## [WHAT YOU HAVE TO DO]
Transcribe the records below exactly.
[start RAW RECORDS]
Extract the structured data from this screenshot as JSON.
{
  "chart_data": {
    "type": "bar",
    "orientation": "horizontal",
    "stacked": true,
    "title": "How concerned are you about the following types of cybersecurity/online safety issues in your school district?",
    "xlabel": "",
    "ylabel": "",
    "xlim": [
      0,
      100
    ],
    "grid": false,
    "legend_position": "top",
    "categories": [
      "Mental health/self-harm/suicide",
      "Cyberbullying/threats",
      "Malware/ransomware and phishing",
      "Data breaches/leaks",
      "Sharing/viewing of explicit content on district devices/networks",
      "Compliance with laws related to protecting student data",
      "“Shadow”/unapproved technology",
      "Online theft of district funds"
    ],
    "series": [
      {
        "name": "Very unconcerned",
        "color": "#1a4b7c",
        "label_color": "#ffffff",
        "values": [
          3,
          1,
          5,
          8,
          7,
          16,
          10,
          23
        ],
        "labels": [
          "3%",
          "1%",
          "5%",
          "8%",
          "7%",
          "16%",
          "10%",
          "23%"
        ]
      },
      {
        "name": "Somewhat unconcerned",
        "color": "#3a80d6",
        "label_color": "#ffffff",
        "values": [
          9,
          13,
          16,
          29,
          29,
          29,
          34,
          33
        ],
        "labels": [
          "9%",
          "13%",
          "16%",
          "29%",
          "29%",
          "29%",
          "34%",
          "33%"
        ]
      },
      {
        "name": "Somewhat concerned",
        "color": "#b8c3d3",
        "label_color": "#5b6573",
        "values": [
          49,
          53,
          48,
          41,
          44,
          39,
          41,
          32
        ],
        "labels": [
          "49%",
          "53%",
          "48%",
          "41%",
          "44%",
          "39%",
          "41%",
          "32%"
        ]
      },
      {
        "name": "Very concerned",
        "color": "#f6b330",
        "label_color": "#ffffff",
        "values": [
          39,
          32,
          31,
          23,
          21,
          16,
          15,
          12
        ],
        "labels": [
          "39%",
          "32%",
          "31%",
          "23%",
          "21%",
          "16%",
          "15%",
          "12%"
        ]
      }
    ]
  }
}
[end RAW RECORDS]
## [SOLUTION BELOW]
Extract the structured data from this screenshot as JSON.
{
  "chart_data": {
    "type": "bar",
    "orientation": "horizontal",
    "stacked": true,
    "title": "How concerned are you about the following types of cybersecurity/online safety issues in your school district?",
    "xlabel": "",
    "ylabel": "",
    "xlim": [
      0,
      100
    ],
    "grid": false,
    "legend_position": "top",
    "categories": [
      "Mental health/self-harm/suicide",
      "Cyberbullying/threats",
      "Malware/ransomware and phishing",
      "Data breaches/leaks",
      "Sharing/viewing of explicit content on district devices/networks",
      "Compliance with laws related to protecting student data",
      "“Shadow”/unapproved technology",
      "Online theft of district funds"
    ],
    "series": [
      {
        "name": "Very unconcerned",
        "color": "#1a4b7c",
        "label_color": "#ffffff",
        "values": [
          3,
          1,
          5,
          8,
          7,
          16,
          10,
          23
        ],
        "labels": [
          "3%",
          "1%",
          "5%",
          "8%",
          "7%",
          "16%",
          "10%",
          "23%"
        ]
      },
      {
        "name": "Somewhat unconcerned",
        "color": "#3a80d6",
        "label_color": "#ffffff",
        "values": [
          9,
          13,
          16,
          29,
          29,
          29,
          34,
          33
        ],
        "labels": [
          "9%",
          "13%",
          "16%",
          "29%",
          "29%",
          "29%",
          "34%",
          "33%"
        ]
      },
      {
        "name": "Somewhat concerned",
        "color": "#b8c3d3",
        "label_color": "#5b6573",
        "values": [
          49,
          53,
          48,
          41,
          44,
          39,
          41,
          32
        ],
        "labels": [
          "49%",
          "53%",
          "48%",
          "41%",
          "44%",
          "39%",
          "41%",
          "32%"
        ]
      },
      {
        "name": "Very concerned",
        "color": "#f6b330",
        "label_color": "#ffffff",
        "values": [
          39,
          32,
          31,
          23,
          21,
          16,
          15,
          12
        ],
        "labels": [
          "39%",
          "32%",
          "31%",
          "23%",
          "21%",
          "16%",
          "15%",
          "12%"
        ]
      }
    ]
  }
}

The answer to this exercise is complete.